▶ **AIM OF THE TASK**:
The records below must be repeated exactly, but without their pictures.

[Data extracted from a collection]
+ + + + +
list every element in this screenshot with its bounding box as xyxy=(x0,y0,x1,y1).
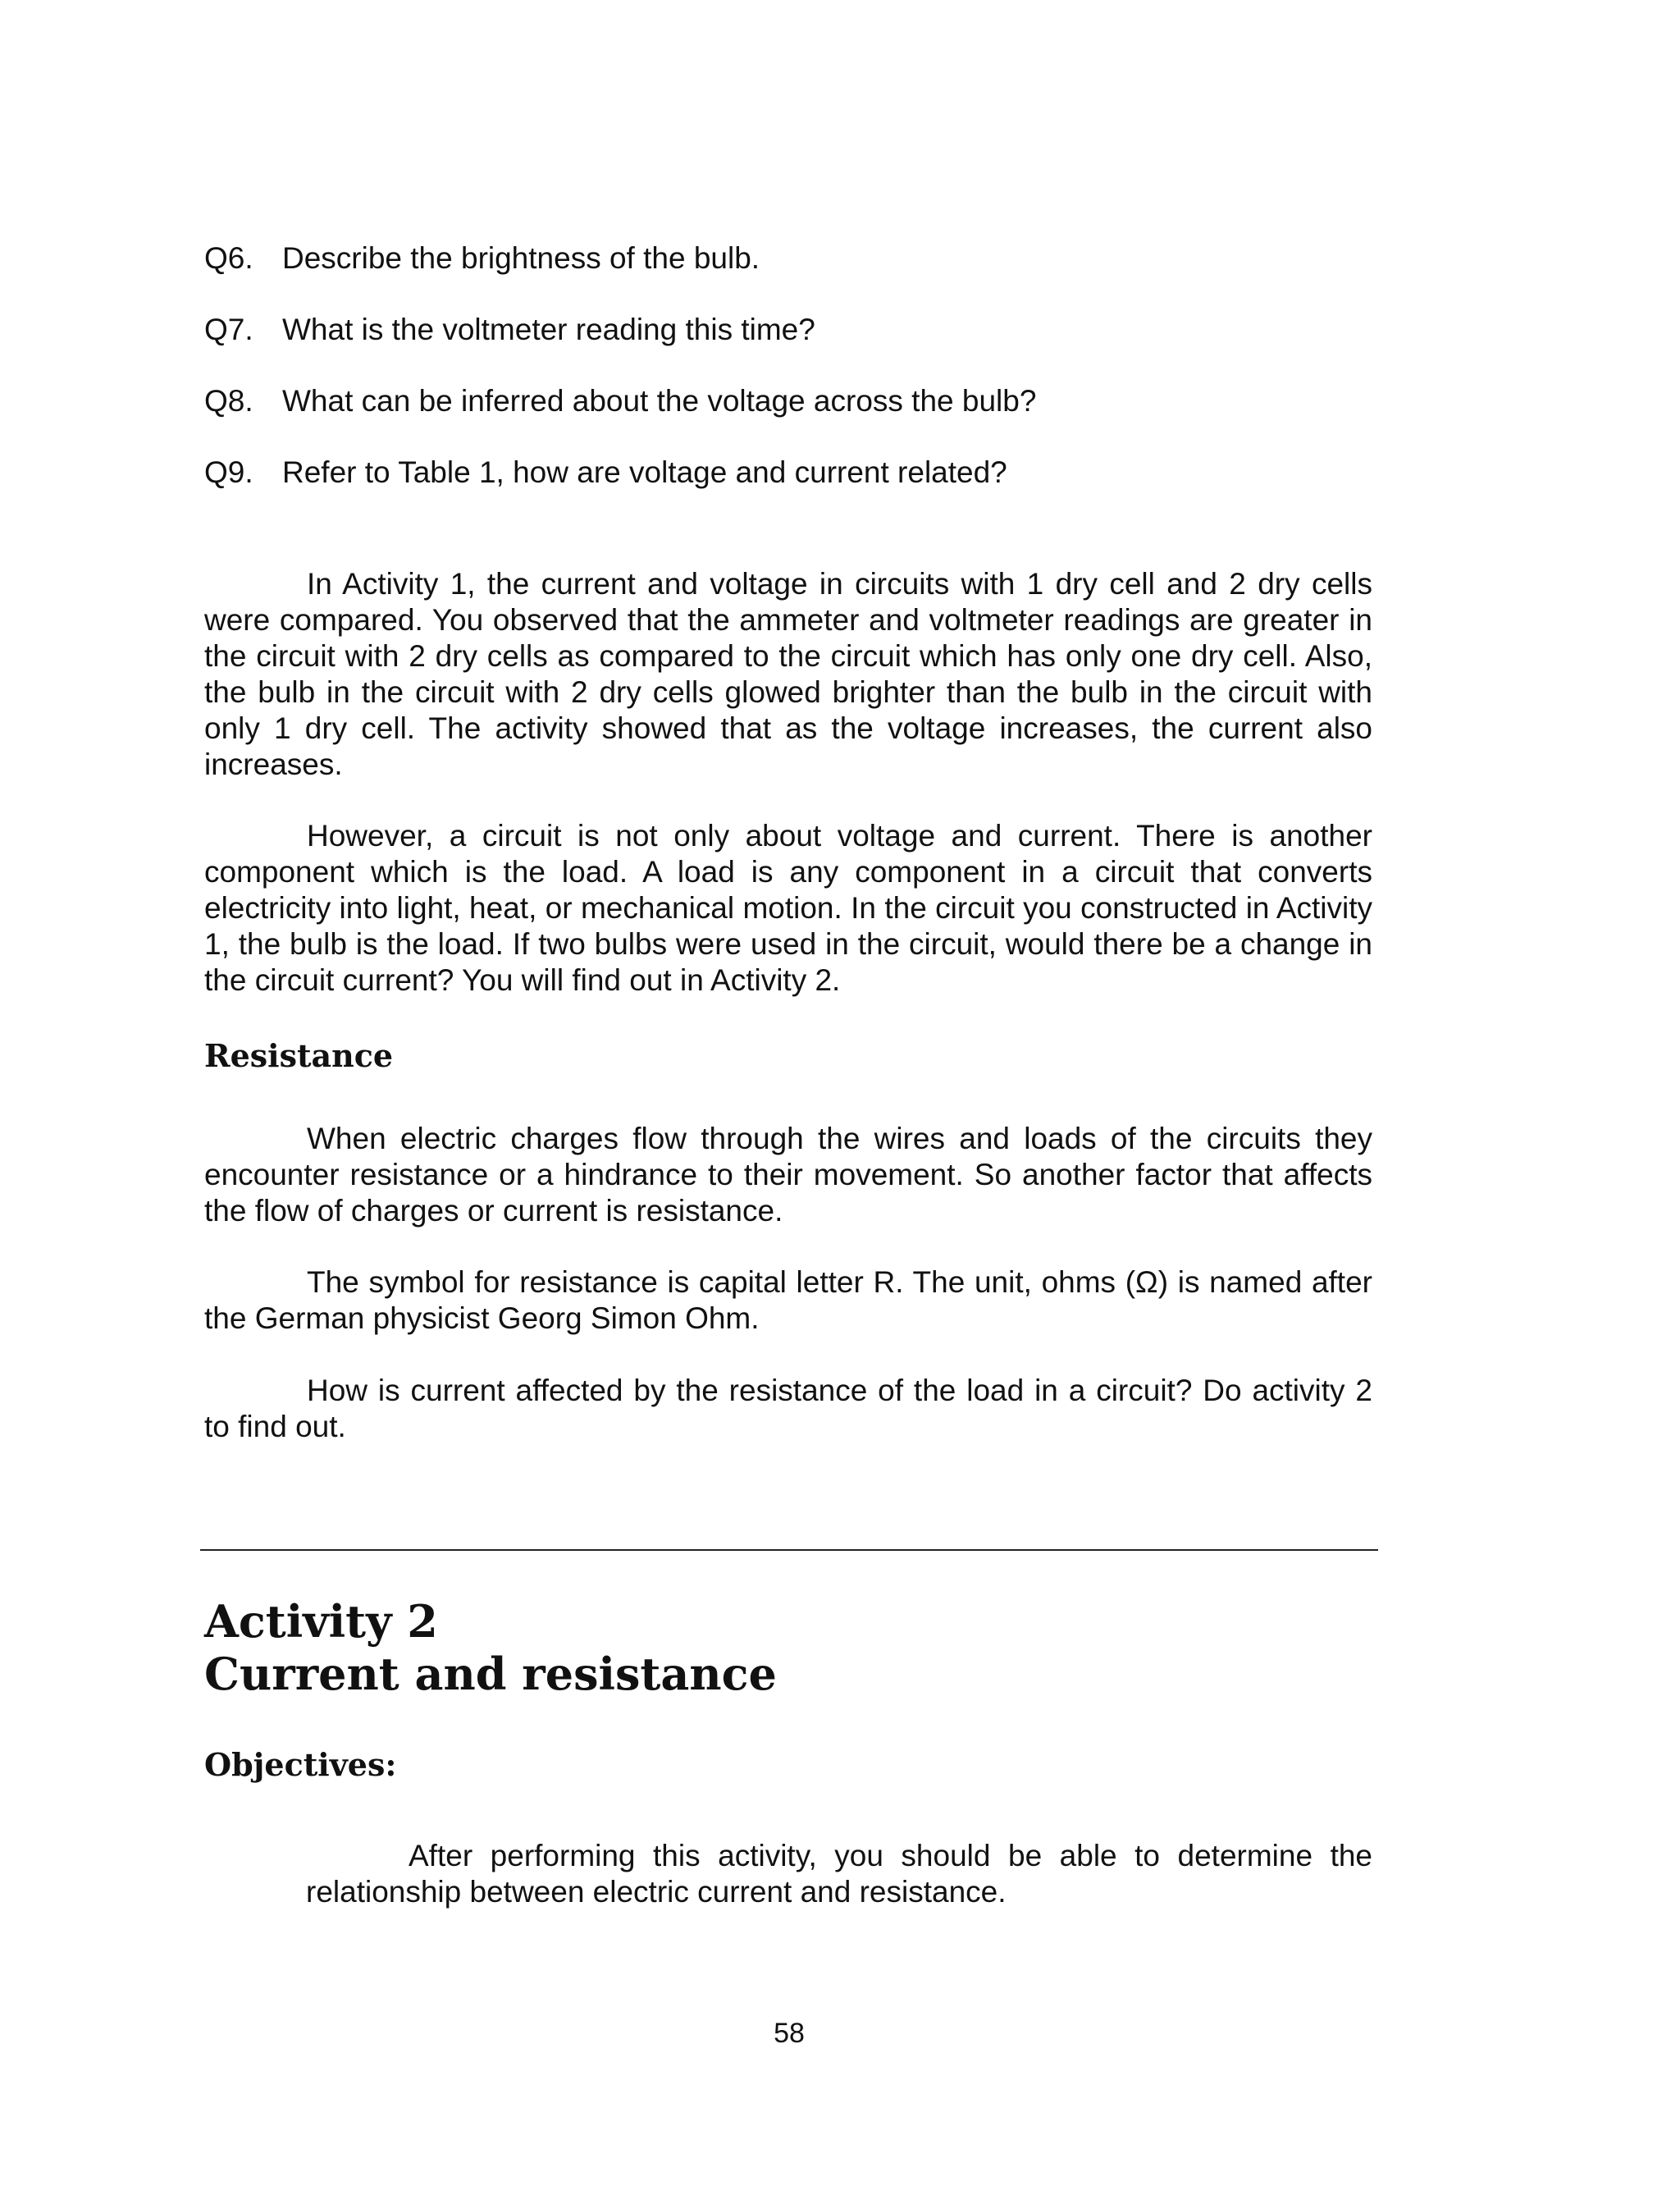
question-text: What is the voltmeter reading this time? xyxy=(282,313,815,346)
question-number: Q7. xyxy=(204,313,253,346)
resistance-heading: Resistance xyxy=(204,1037,394,1074)
load-intro-paragraph: However, a circuit is not only about voltage and current. There is another component which is the load. A load is any component in a circuit that converts electricity into light, heat, or mechanical motion. In the circuit you constructed in Activity 1, the bulb is the load. If two bulbs were used in the circuit, would there be a change in the circuit current? You will find out in Activity 2. xyxy=(204,819,1372,997)
question-number: Q9. xyxy=(204,455,253,489)
question-q9 xyxy=(204,455,1007,491)
objectives-paragraph: After performing this activity, you should be able to determine the relationship between electric current and resistance. xyxy=(306,1839,1372,1909)
page-number: 58 xyxy=(774,2018,805,2049)
question-q6 xyxy=(204,240,760,277)
activity1-summary-paragraph: In Activity 1, the current and voltage in circuits with 1 dry cell and 2 dry cells were compared. You observed that the ammeter and voltmeter readings are greater in the circuit with 2 dry cells as compared to the circuit which has only one dry cell. Also, the bulb in the circuit with 2 dry cells glowed brighter than the bulb in the circuit with only 1 dry cell. The activity showed that as the voltage increases, the current also increases. xyxy=(204,567,1372,781)
question-text: Describe the brightness of the bulb. xyxy=(282,241,760,275)
question-number: Q8. xyxy=(204,384,253,418)
section-divider xyxy=(200,1549,1378,1551)
resistance-paragraph-1: When electric charges flow through the wires and loads of the circuits they encounter resistance or a hindrance to their movement. So another factor that affects the flow of charges or current is resistance. xyxy=(204,1122,1372,1228)
resistance-paragraph-3: How is current affected by the resistance of the load in a circuit? Do activity 2 to find out. xyxy=(204,1374,1372,1443)
activity2-title: Activity 2 xyxy=(204,1595,438,1648)
objectives-heading: Objectives: xyxy=(204,1746,397,1783)
question-q8 xyxy=(204,383,1036,419)
question-number: Q6. xyxy=(204,241,253,275)
resistance-paragraph-2: The symbol for resistance is capital letter R. The unit, ohms (Ω) is named after the German physicist Georg Simon Ohm. xyxy=(204,1265,1372,1335)
question-text: What can be inferred about the voltage across the bulb? xyxy=(282,384,1037,418)
question-q7 xyxy=(204,312,815,348)
question-text: Refer to Table 1, how are voltage and current related? xyxy=(282,455,1007,489)
activity2-subtitle: Current and resistance xyxy=(204,1648,777,1700)
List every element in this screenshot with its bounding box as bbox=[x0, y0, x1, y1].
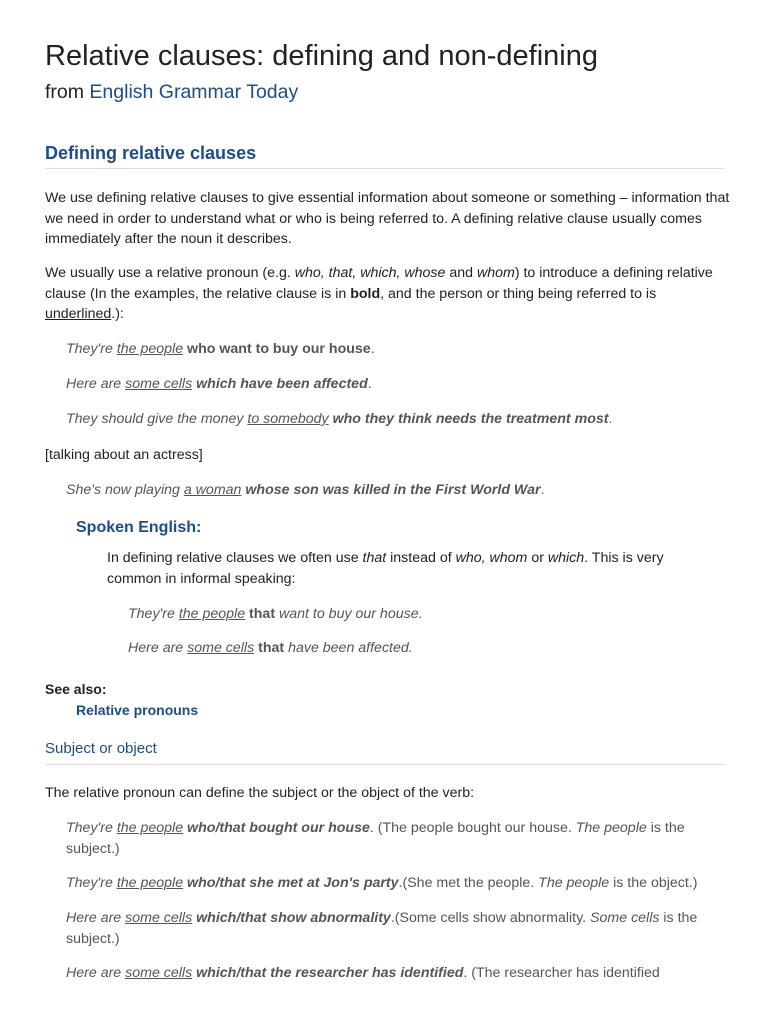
source-prefix: from bbox=[45, 81, 84, 103]
example-sentence: They're the people who/that bought our house. (The people bought our house. The people is the subject.) bbox=[66, 820, 685, 857]
see-also-label: See also: bbox=[45, 681, 107, 697]
example-sentence: Here are some cells which have been affected. bbox=[66, 376, 372, 392]
example-sentence: She's now playing a woman whose son was killed in the First World War. bbox=[66, 482, 545, 498]
example-sentence: They're the people that want to buy our house. bbox=[128, 606, 423, 622]
section-heading: Defining relative clauses bbox=[45, 143, 257, 163]
example-sentence: Here are some cells which/that the researcher has identified. (The researcher has identified bbox=[66, 965, 660, 981]
example-sentence: They're the people who/that she met at Jon's party.(She met the people. The people is the object.) bbox=[66, 875, 698, 891]
paragraph: We usually use a relative pronoun (e.g. who, that, which, whose and whom) to introduce a defining relative clause (In the examples, the relative clause is in bold, and the person or thing being referred to is underlined.): bbox=[45, 265, 713, 323]
spoken-english-heading: Spoken English: bbox=[76, 519, 202, 536]
source-line bbox=[45, 81, 298, 104]
page-title: Relative clauses: defining and non-defining bbox=[45, 40, 598, 72]
source-link[interactable]: English Grammar Today bbox=[89, 81, 299, 103]
subsection-heading[interactable]: Subject or object bbox=[45, 740, 157, 757]
example-sentence: Here are some cells which/that show abnormality.(Some cells show abnormality. Some cells is the subject.) bbox=[66, 910, 698, 947]
context-note: [talking about an actress] bbox=[45, 447, 203, 463]
example-sentence: They should give the money to somebody who they think needs the treatment most. bbox=[66, 411, 613, 427]
divider bbox=[45, 168, 724, 169]
see-also-link[interactable]: Relative pronouns bbox=[76, 702, 199, 718]
example-sentence: Here are some cells that have been affected. bbox=[128, 640, 413, 656]
spoken-english-text: In defining relative clauses we often use that instead of who, whom or which. This is very common in informal speaking: bbox=[107, 550, 664, 587]
divider bbox=[45, 764, 724, 765]
paragraph: We use defining relative clauses to give essential information about someone or something – information that we need in order to understand what or who is being referred to. A defining relative clause usually comes immediately after the noun it describes. bbox=[45, 190, 730, 248]
paragraph: The relative pronoun can define the subject or the object of the verb: bbox=[45, 785, 475, 801]
example-sentence: They're the people who want to buy our house. bbox=[66, 341, 375, 357]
+ + + + +
▶ **TASK RESPONSE**:
list every element in this screenshot with its bounding box as xyxy=(x0,y0,x1,y1).
question-text: What is the voltmeter reading this time? xyxy=(282,313,815,346)
question-number: Q7. xyxy=(204,313,253,346)
resistance-heading: Resistance xyxy=(204,1037,394,1074)
load-intro-paragraph: However, a circuit is not only about voltage and current. There is another component which is the load. A load is any component in a circuit that converts electricity into light, heat, or mechanical motion. In the circuit you constructed in Activity 1, the bulb is the load. If two bulbs were used in the circuit, would there be a change in the circuit current? You will find out in Activity 2. xyxy=(204,819,1372,997)
question-number: Q9. xyxy=(204,455,253,489)
question-q9 xyxy=(204,455,1007,491)
objectives-paragraph: After performing this activity, you should be able to determine the relationship between electric current and resistance. xyxy=(306,1839,1372,1909)
page-number: 58 xyxy=(774,2018,805,2049)
question-q6 xyxy=(204,240,760,277)
activity1-summary-paragraph: In Activity 1, the current and voltage in circuits with 1 dry cell and 2 dry cells were compared. You observed that the ammeter and voltmeter readings are greater in the circuit with 2 dry cells as compared to the circuit which has only one dry cell. Also, the bulb in the circuit with 2 dry cells glowed brighter than the bulb in the circuit with only 1 dry cell. The activity showed that as the voltage increases, the current also increases. xyxy=(204,567,1372,781)
question-text: Describe the brightness of the bulb. xyxy=(282,241,760,275)
question-number: Q8. xyxy=(204,384,253,418)
section-divider xyxy=(200,1549,1378,1551)
resistance-paragraph-1: When electric charges flow through the wires and loads of the circuits they encounter resistance or a hindrance to their movement. So another factor that affects the flow of charges or current is resistance. xyxy=(204,1122,1372,1228)
resistance-paragraph-3: How is current affected by the resistance of the load in a circuit? Do activity 2 to find out. xyxy=(204,1374,1372,1443)
activity2-title: Activity 2 xyxy=(204,1595,438,1648)
objectives-heading: Objectives: xyxy=(204,1746,397,1783)
question-q8 xyxy=(204,383,1036,419)
question-number: Q6. xyxy=(204,241,253,275)
resistance-paragraph-2: The symbol for resistance is capital letter R. The unit, ohms (Ω) is named after the German physicist Georg Simon Ohm. xyxy=(204,1265,1372,1335)
question-text: What can be inferred about the voltage across the bulb? xyxy=(282,384,1037,418)
question-q7 xyxy=(204,312,815,348)
question-text: Refer to Table 1, how are voltage and current related? xyxy=(282,455,1007,489)
activity2-subtitle: Current and resistance xyxy=(204,1648,777,1700)
List every element in this screenshot with its bounding box as bbox=[x0, y0, x1, y1].
source-prefix: from bbox=[45, 81, 84, 103]
example-sentence: They're the people who/that bought our house. (The people bought our house. The people is the subject.) bbox=[66, 820, 685, 857]
see-also-label: See also: bbox=[45, 681, 107, 697]
example-sentence: Here are some cells which have been affected. bbox=[66, 376, 372, 392]
example-sentence: She's now playing a woman whose son was killed in the First World War. bbox=[66, 482, 545, 498]
example-sentence: They're the people that want to buy our house. bbox=[128, 606, 423, 622]
section-heading: Defining relative clauses bbox=[45, 143, 257, 163]
example-sentence: Here are some cells which/that the researcher has identified. (The researcher has identified bbox=[66, 965, 660, 981]
example-sentence: They're the people who/that she met at Jon's party.(She met the people. The people is the object.) bbox=[66, 875, 698, 891]
paragraph: We usually use a relative pronoun (e.g. who, that, which, whose and whom) to introduce a defining relative clause (In the examples, the relative clause is in bold, and the person or thing being referred to is underlined.): bbox=[45, 265, 713, 323]
spoken-english-heading: Spoken English: bbox=[76, 519, 202, 536]
source-line bbox=[45, 81, 298, 104]
page-title: Relative clauses: defining and non-defining bbox=[45, 40, 598, 72]
source-link[interactable]: English Grammar Today bbox=[89, 81, 299, 103]
subsection-heading[interactable]: Subject or object bbox=[45, 740, 157, 757]
example-sentence: Here are some cells which/that show abnormality.(Some cells show abnormality. Some cells is the subject.) bbox=[66, 910, 698, 947]
context-note: [talking about an actress] bbox=[45, 447, 203, 463]
example-sentence: They should give the money to somebody who they think needs the treatment most. bbox=[66, 411, 613, 427]
divider bbox=[45, 168, 724, 169]
see-also-link[interactable]: Relative pronouns bbox=[76, 702, 199, 718]
example-sentence: Here are some cells that have been affected. bbox=[128, 640, 413, 656]
spoken-english-text: In defining relative clauses we often use that instead of who, whom or which. This is very common in informal speaking: bbox=[107, 550, 664, 587]
divider bbox=[45, 764, 724, 765]
paragraph: We use defining relative clauses to give essential information about someone or something – information that we need in order to understand what or who is being referred to. A defining relative clause usually comes immediately after the noun it describes. bbox=[45, 190, 730, 248]
paragraph: The relative pronoun can define the subject or the object of the verb: bbox=[45, 785, 475, 801]
example-sentence: They're the people who want to buy our house. bbox=[66, 341, 375, 357]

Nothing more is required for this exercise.